What is required: Leave out the pictures and restate the rest of the data exactly.

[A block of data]

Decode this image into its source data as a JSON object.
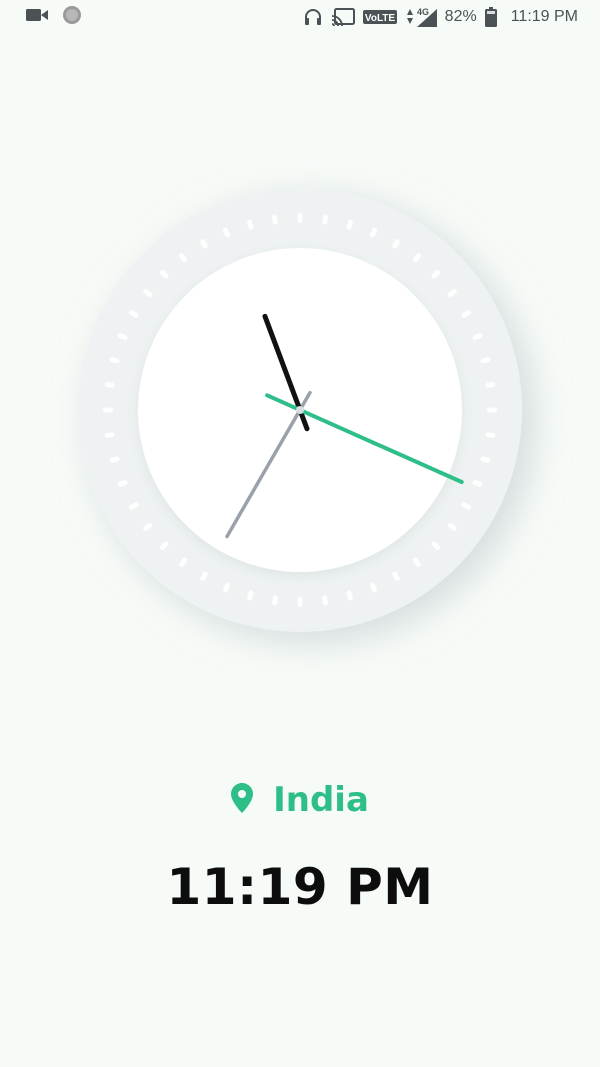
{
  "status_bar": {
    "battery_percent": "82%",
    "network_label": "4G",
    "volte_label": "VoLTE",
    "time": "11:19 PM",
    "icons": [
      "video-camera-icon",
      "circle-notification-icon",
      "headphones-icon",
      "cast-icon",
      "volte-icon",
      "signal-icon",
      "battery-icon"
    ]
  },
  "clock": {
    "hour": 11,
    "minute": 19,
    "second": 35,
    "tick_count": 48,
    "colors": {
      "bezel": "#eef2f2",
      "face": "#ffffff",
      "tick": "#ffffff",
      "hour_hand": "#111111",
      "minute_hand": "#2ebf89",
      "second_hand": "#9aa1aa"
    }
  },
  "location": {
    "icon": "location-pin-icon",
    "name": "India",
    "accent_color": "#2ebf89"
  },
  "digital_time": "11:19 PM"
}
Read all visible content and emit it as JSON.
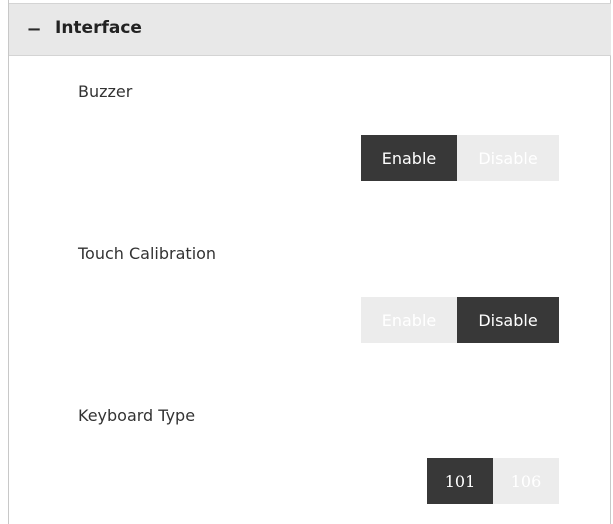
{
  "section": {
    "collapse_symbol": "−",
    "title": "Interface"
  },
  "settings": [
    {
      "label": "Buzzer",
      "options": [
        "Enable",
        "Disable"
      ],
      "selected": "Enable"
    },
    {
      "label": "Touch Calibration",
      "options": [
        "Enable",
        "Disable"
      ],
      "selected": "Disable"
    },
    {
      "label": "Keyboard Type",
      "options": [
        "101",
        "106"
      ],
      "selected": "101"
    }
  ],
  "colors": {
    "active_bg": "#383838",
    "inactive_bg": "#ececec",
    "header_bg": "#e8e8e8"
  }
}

Solution to this problem:
Decode this image into its source data as a JSON object.
{
  "status_bar": {
    "battery_percent": "82%",
    "network_label": "4G",
    "volte_label": "VoLTE",
    "time": "11:19 PM",
    "icons": [
      "video-camera-icon",
      "circle-notification-icon",
      "headphones-icon",
      "cast-icon",
      "volte-icon",
      "signal-icon",
      "battery-icon"
    ]
  },
  "clock": {
    "hour": 11,
    "minute": 19,
    "second": 35,
    "tick_count": 48,
    "colors": {
      "bezel": "#eef2f2",
      "face": "#ffffff",
      "tick": "#ffffff",
      "hour_hand": "#111111",
      "minute_hand": "#2ebf89",
      "second_hand": "#9aa1aa"
    }
  },
  "location": {
    "icon": "location-pin-icon",
    "name": "India",
    "accent_color": "#2ebf89"
  },
  "digital_time": "11:19 PM"
}
Read all visible content and emit it as JSON.
{
  "section": {
    "collapse_symbol": "−",
    "title": "Interface"
  },
  "settings": [
    {
      "label": "Buzzer",
      "options": [
        "Enable",
        "Disable"
      ],
      "selected": "Enable"
    },
    {
      "label": "Touch Calibration",
      "options": [
        "Enable",
        "Disable"
      ],
      "selected": "Disable"
    },
    {
      "label": "Keyboard Type",
      "options": [
        "101",
        "106"
      ],
      "selected": "101"
    }
  ],
  "colors": {
    "active_bg": "#383838",
    "inactive_bg": "#ececec",
    "header_bg": "#e8e8e8"
  }
}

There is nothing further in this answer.